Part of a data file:
■ ■ ■ ■ ■
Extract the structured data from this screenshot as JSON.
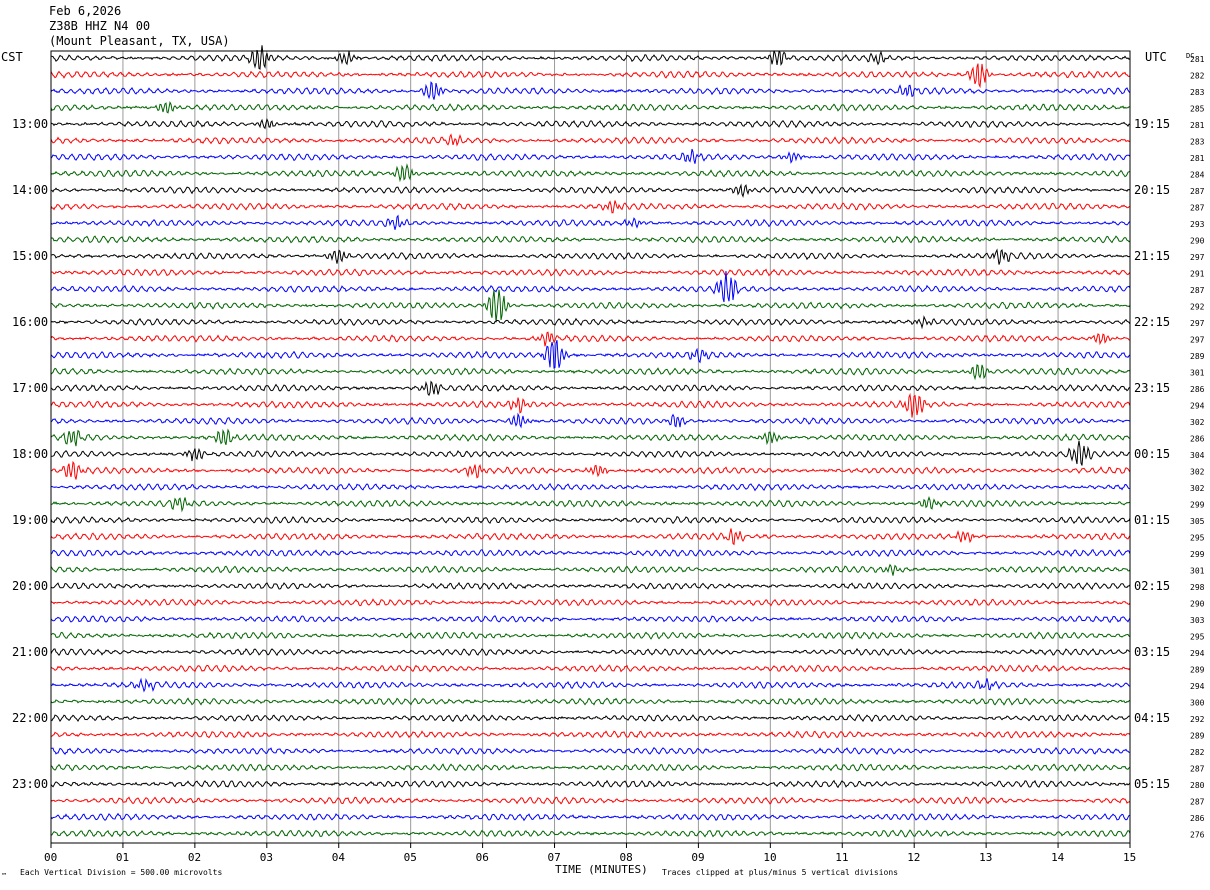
{
  "header": {
    "date": "Feb 6,2026",
    "station": "Z38B HHZ N4 00",
    "location": "(Mount Pleasant, TX, USA)"
  },
  "left_axis_label": "CST",
  "right_axis_label": "UTC",
  "dc_label": "DC",
  "footer": {
    "scale_note": "Each Vertical Division =  500.00 microvolts",
    "xlabel": "TIME (MINUTES)",
    "clip_note": "Traces clipped at plus/minus 5 vertical divisions"
  },
  "colors": {
    "cycle": [
      "#000000",
      "#ff0000",
      "#0000ff",
      "#006400"
    ],
    "grid": "#9a9a9a"
  },
  "chart_data": {
    "type": "line",
    "title": "Z38B HHZ N4 00",
    "xlabel": "TIME (MINUTES)",
    "xlim": [
      0,
      15
    ],
    "x_ticks": [
      "00",
      "01",
      "02",
      "03",
      "04",
      "05",
      "06",
      "07",
      "08",
      "09",
      "10",
      "11",
      "12",
      "13",
      "14",
      "15"
    ],
    "cst_hour_labels": [
      "13:00",
      "14:00",
      "15:00",
      "16:00",
      "17:00",
      "18:00",
      "19:00",
      "20:00",
      "21:00",
      "22:00",
      "23:00"
    ],
    "utc_hour_labels": [
      "19:15",
      "20:15",
      "21:15",
      "22:15",
      "23:15",
      "00:15",
      "01:15",
      "02:15",
      "03:15",
      "04:15",
      "05:15"
    ],
    "dc_offsets": [
      281,
      282,
      283,
      285,
      281,
      283,
      281,
      284,
      287,
      287,
      293,
      290,
      297,
      291,
      287,
      292,
      297,
      297,
      289,
      301,
      286,
      294,
      302,
      286,
      304,
      302,
      302,
      299,
      305,
      295,
      299,
      301,
      298,
      290,
      303,
      295,
      294,
      289,
      294,
      300,
      292,
      289,
      282,
      287,
      280,
      287,
      286,
      276
    ],
    "traces_per_hour": 4,
    "events": [
      {
        "trace": 0,
        "minute": 2.9,
        "amp": 2.2
      },
      {
        "trace": 0,
        "minute": 4.1,
        "amp": 1.2
      },
      {
        "trace": 0,
        "minute": 10.1,
        "amp": 1.6
      },
      {
        "trace": 0,
        "minute": 11.5,
        "amp": 1.0
      },
      {
        "trace": 1,
        "minute": 12.9,
        "amp": 2.3
      },
      {
        "trace": 2,
        "minute": 5.3,
        "amp": 1.7
      },
      {
        "trace": 2,
        "minute": 11.9,
        "amp": 1.0
      },
      {
        "trace": 3,
        "minute": 1.6,
        "amp": 1.0
      },
      {
        "trace": 4,
        "minute": 3.0,
        "amp": 0.9
      },
      {
        "trace": 5,
        "minute": 5.6,
        "amp": 0.9
      },
      {
        "trace": 6,
        "minute": 8.9,
        "amp": 1.0
      },
      {
        "trace": 6,
        "minute": 10.3,
        "amp": 0.8
      },
      {
        "trace": 7,
        "minute": 4.9,
        "amp": 1.8
      },
      {
        "trace": 8,
        "minute": 9.6,
        "amp": 1.0
      },
      {
        "trace": 9,
        "minute": 7.8,
        "amp": 0.9
      },
      {
        "trace": 10,
        "minute": 4.8,
        "amp": 1.1
      },
      {
        "trace": 10,
        "minute": 8.1,
        "amp": 0.8
      },
      {
        "trace": 12,
        "minute": 4.0,
        "amp": 1.2
      },
      {
        "trace": 12,
        "minute": 13.2,
        "amp": 1.3
      },
      {
        "trace": 14,
        "minute": 9.4,
        "amp": 3.0
      },
      {
        "trace": 15,
        "minute": 6.2,
        "amp": 3.3
      },
      {
        "trace": 16,
        "minute": 12.1,
        "amp": 0.8
      },
      {
        "trace": 17,
        "minute": 6.9,
        "amp": 1.2
      },
      {
        "trace": 17,
        "minute": 14.6,
        "amp": 1.0
      },
      {
        "trace": 18,
        "minute": 7.0,
        "amp": 3.0
      },
      {
        "trace": 18,
        "minute": 9.0,
        "amp": 1.0
      },
      {
        "trace": 19,
        "minute": 12.9,
        "amp": 1.4
      },
      {
        "trace": 20,
        "minute": 5.3,
        "amp": 1.3
      },
      {
        "trace": 21,
        "minute": 12.0,
        "amp": 2.5
      },
      {
        "trace": 21,
        "minute": 6.5,
        "amp": 1.2
      },
      {
        "trace": 22,
        "minute": 6.5,
        "amp": 1.2
      },
      {
        "trace": 22,
        "minute": 8.7,
        "amp": 1.1
      },
      {
        "trace": 23,
        "minute": 0.3,
        "amp": 1.4
      },
      {
        "trace": 23,
        "minute": 2.4,
        "amp": 1.4
      },
      {
        "trace": 23,
        "minute": 10.0,
        "amp": 1.1
      },
      {
        "trace": 24,
        "minute": 2.0,
        "amp": 1.2
      },
      {
        "trace": 24,
        "minute": 14.3,
        "amp": 2.3
      },
      {
        "trace": 25,
        "minute": 0.3,
        "amp": 1.5
      },
      {
        "trace": 25,
        "minute": 5.9,
        "amp": 1.2
      },
      {
        "trace": 25,
        "minute": 7.6,
        "amp": 1.0
      },
      {
        "trace": 27,
        "minute": 1.8,
        "amp": 1.2
      },
      {
        "trace": 27,
        "minute": 12.2,
        "amp": 1.0
      },
      {
        "trace": 29,
        "minute": 9.5,
        "amp": 1.2
      },
      {
        "trace": 29,
        "minute": 12.7,
        "amp": 1.0
      },
      {
        "trace": 31,
        "minute": 11.7,
        "amp": 0.8
      },
      {
        "trace": 38,
        "minute": 1.3,
        "amp": 1.0
      },
      {
        "trace": 38,
        "minute": 13.0,
        "amp": 0.8
      }
    ]
  }
}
■ ■ ■ ■ ■
* Directions for this task *
Reproduce all of the data exactly; the pictures do not belong in the copy.

* Exercise answer *
Extract the structured data from this screenshot as JSON.
{
  "header": {
    "date": "Feb 6,2026",
    "station": "Z38B HHZ N4 00",
    "location": "(Mount Pleasant, TX, USA)"
  },
  "left_axis_label": "CST",
  "right_axis_label": "UTC",
  "dc_label": "DC",
  "footer": {
    "scale_note": "Each Vertical Division =  500.00 microvolts",
    "xlabel": "TIME (MINUTES)",
    "clip_note": "Traces clipped at plus/minus 5 vertical divisions"
  },
  "colors": {
    "cycle": [
      "#000000",
      "#ff0000",
      "#0000ff",
      "#006400"
    ],
    "grid": "#9a9a9a"
  },
  "chart_data": {
    "type": "line",
    "title": "Z38B HHZ N4 00",
    "xlabel": "TIME (MINUTES)",
    "xlim": [
      0,
      15
    ],
    "x_ticks": [
      "00",
      "01",
      "02",
      "03",
      "04",
      "05",
      "06",
      "07",
      "08",
      "09",
      "10",
      "11",
      "12",
      "13",
      "14",
      "15"
    ],
    "cst_hour_labels": [
      "13:00",
      "14:00",
      "15:00",
      "16:00",
      "17:00",
      "18:00",
      "19:00",
      "20:00",
      "21:00",
      "22:00",
      "23:00"
    ],
    "utc_hour_labels": [
      "19:15",
      "20:15",
      "21:15",
      "22:15",
      "23:15",
      "00:15",
      "01:15",
      "02:15",
      "03:15",
      "04:15",
      "05:15"
    ],
    "dc_offsets": [
      281,
      282,
      283,
      285,
      281,
      283,
      281,
      284,
      287,
      287,
      293,
      290,
      297,
      291,
      287,
      292,
      297,
      297,
      289,
      301,
      286,
      294,
      302,
      286,
      304,
      302,
      302,
      299,
      305,
      295,
      299,
      301,
      298,
      290,
      303,
      295,
      294,
      289,
      294,
      300,
      292,
      289,
      282,
      287,
      280,
      287,
      286,
      276
    ],
    "traces_per_hour": 4,
    "events": [
      {
        "trace": 0,
        "minute": 2.9,
        "amp": 2.2
      },
      {
        "trace": 0,
        "minute": 4.1,
        "amp": 1.2
      },
      {
        "trace": 0,
        "minute": 10.1,
        "amp": 1.6
      },
      {
        "trace": 0,
        "minute": 11.5,
        "amp": 1.0
      },
      {
        "trace": 1,
        "minute": 12.9,
        "amp": 2.3
      },
      {
        "trace": 2,
        "minute": 5.3,
        "amp": 1.7
      },
      {
        "trace": 2,
        "minute": 11.9,
        "amp": 1.0
      },
      {
        "trace": 3,
        "minute": 1.6,
        "amp": 1.0
      },
      {
        "trace": 4,
        "minute": 3.0,
        "amp": 0.9
      },
      {
        "trace": 5,
        "minute": 5.6,
        "amp": 0.9
      },
      {
        "trace": 6,
        "minute": 8.9,
        "amp": 1.0
      },
      {
        "trace": 6,
        "minute": 10.3,
        "amp": 0.8
      },
      {
        "trace": 7,
        "minute": 4.9,
        "amp": 1.8
      },
      {
        "trace": 8,
        "minute": 9.6,
        "amp": 1.0
      },
      {
        "trace": 9,
        "minute": 7.8,
        "amp": 0.9
      },
      {
        "trace": 10,
        "minute": 4.8,
        "amp": 1.1
      },
      {
        "trace": 10,
        "minute": 8.1,
        "amp": 0.8
      },
      {
        "trace": 12,
        "minute": 4.0,
        "amp": 1.2
      },
      {
        "trace": 12,
        "minute": 13.2,
        "amp": 1.3
      },
      {
        "trace": 14,
        "minute": 9.4,
        "amp": 3.0
      },
      {
        "trace": 15,
        "minute": 6.2,
        "amp": 3.3
      },
      {
        "trace": 16,
        "minute": 12.1,
        "amp": 0.8
      },
      {
        "trace": 17,
        "minute": 6.9,
        "amp": 1.2
      },
      {
        "trace": 17,
        "minute": 14.6,
        "amp": 1.0
      },
      {
        "trace": 18,
        "minute": 7.0,
        "amp": 3.0
      },
      {
        "trace": 18,
        "minute": 9.0,
        "amp": 1.0
      },
      {
        "trace": 19,
        "minute": 12.9,
        "amp": 1.4
      },
      {
        "trace": 20,
        "minute": 5.3,
        "amp": 1.3
      },
      {
        "trace": 21,
        "minute": 12.0,
        "amp": 2.5
      },
      {
        "trace": 21,
        "minute": 6.5,
        "amp": 1.2
      },
      {
        "trace": 22,
        "minute": 6.5,
        "amp": 1.2
      },
      {
        "trace": 22,
        "minute": 8.7,
        "amp": 1.1
      },
      {
        "trace": 23,
        "minute": 0.3,
        "amp": 1.4
      },
      {
        "trace": 23,
        "minute": 2.4,
        "amp": 1.4
      },
      {
        "trace": 23,
        "minute": 10.0,
        "amp": 1.1
      },
      {
        "trace": 24,
        "minute": 2.0,
        "amp": 1.2
      },
      {
        "trace": 24,
        "minute": 14.3,
        "amp": 2.3
      },
      {
        "trace": 25,
        "minute": 0.3,
        "amp": 1.5
      },
      {
        "trace": 25,
        "minute": 5.9,
        "amp": 1.2
      },
      {
        "trace": 25,
        "minute": 7.6,
        "amp": 1.0
      },
      {
        "trace": 27,
        "minute": 1.8,
        "amp": 1.2
      },
      {
        "trace": 27,
        "minute": 12.2,
        "amp": 1.0
      },
      {
        "trace": 29,
        "minute": 9.5,
        "amp": 1.2
      },
      {
        "trace": 29,
        "minute": 12.7,
        "amp": 1.0
      },
      {
        "trace": 31,
        "minute": 11.7,
        "amp": 0.8
      },
      {
        "trace": 38,
        "minute": 1.3,
        "amp": 1.0
      },
      {
        "trace": 38,
        "minute": 13.0,
        "amp": 0.8
      }
    ]
  }
}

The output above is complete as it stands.